Problems
1. Answer these questions using the apple tree pruning text:
(a) What is the end goal of pruning, according to the text?
(b) Which three resources does the text say are divided between the fruit on the branches?
(c) When does the text say is the best time to prune apple trees?
2. Write out the part of the apple tree pruning text starting at "The best time" and ending at "for the season.", word for word.

===== Supplied text =====

Before taking your saw and hacking away at the prized fruit-bearing species in your yard, it’s essential to know what you’re doing. The end goal is to create a well-shaped tree with an open, airy center that allows light and air to penetrate the canopy. Making proper cuts leads to less fruit overall but larger fruit.

Why Trimming is Important

As hard as it is sometimes to cut perfectly healthy growth off, your apple tree sees excellent benefits from pruning it regularly. While it reduces the number of fruit that forms, trimming helps increase sunlight and air circulation through the canopy’s interior, leading to bigger, healthier fruit overall.

While it may seem counterintuitive, less fruit that forms on a tree leads to more giant apples. Think about it like this…a tree has a designated amount of resources for a growing season. The water, sunlight, and nutrients are divided between the fruit on the branches. Therefore, fewer fruits are allocated more resources and can grow bigger.

Proper trimming techniques is important to having abundant harvests

Timing

The best time to prune your apple trees is in the late winter or early spring while it is still dormant from the cold winter weather and shorter day lengths. Buds are easier to see before active growth starts for the season, and any cuts have time to dry up before insect pests come out for the season.

===== Provided data =====

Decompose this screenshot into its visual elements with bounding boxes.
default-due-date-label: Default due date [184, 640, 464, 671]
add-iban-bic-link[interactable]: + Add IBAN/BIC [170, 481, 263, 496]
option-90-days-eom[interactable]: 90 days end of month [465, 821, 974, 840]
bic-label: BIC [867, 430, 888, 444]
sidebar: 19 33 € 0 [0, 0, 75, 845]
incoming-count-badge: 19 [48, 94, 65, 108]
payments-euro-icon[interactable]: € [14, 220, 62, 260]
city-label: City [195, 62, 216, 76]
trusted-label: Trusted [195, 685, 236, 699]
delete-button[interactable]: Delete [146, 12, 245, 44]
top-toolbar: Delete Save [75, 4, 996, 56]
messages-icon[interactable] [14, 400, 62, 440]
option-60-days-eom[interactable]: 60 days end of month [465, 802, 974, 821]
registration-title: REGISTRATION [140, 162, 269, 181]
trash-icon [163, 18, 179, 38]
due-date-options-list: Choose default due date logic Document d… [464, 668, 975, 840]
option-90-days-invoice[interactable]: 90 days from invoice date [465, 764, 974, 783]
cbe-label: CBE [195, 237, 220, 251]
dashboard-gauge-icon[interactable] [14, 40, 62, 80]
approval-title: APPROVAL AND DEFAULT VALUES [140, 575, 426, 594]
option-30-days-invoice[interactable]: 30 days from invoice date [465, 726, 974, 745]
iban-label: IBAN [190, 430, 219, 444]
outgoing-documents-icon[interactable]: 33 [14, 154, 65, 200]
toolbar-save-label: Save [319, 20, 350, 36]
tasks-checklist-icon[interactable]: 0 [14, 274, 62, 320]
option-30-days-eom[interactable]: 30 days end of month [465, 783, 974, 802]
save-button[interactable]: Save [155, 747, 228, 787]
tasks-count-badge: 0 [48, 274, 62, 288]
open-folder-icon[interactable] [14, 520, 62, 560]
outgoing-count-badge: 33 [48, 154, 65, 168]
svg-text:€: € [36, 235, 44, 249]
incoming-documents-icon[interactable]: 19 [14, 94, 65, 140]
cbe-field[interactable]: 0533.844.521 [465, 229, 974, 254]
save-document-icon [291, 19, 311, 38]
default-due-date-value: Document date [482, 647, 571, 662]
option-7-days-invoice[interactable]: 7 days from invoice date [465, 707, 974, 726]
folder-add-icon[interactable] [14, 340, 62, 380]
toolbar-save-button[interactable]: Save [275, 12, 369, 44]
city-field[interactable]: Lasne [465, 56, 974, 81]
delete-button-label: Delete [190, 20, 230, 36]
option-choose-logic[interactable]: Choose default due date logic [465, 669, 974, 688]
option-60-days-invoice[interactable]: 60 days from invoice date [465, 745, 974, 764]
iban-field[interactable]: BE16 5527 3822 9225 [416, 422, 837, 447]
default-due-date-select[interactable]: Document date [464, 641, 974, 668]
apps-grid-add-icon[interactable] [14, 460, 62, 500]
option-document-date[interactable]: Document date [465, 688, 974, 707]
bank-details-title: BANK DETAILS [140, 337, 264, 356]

=====

Correct answers
1.
(a) A well-shaped tree with an open, airy center that lets light and air get into the canopy.
(b) Water, sunlight, and nutrients.
(c) Late winter or early spring, while the tree is still dormant.

2.
The best time to prune your apple trees is in the late winter or early spring while it is still dormant from the cold winter weather and shorter day lengths. Buds are easier to see before active growth starts for the season, and any cuts have time to dry up before insect pests come out for the season.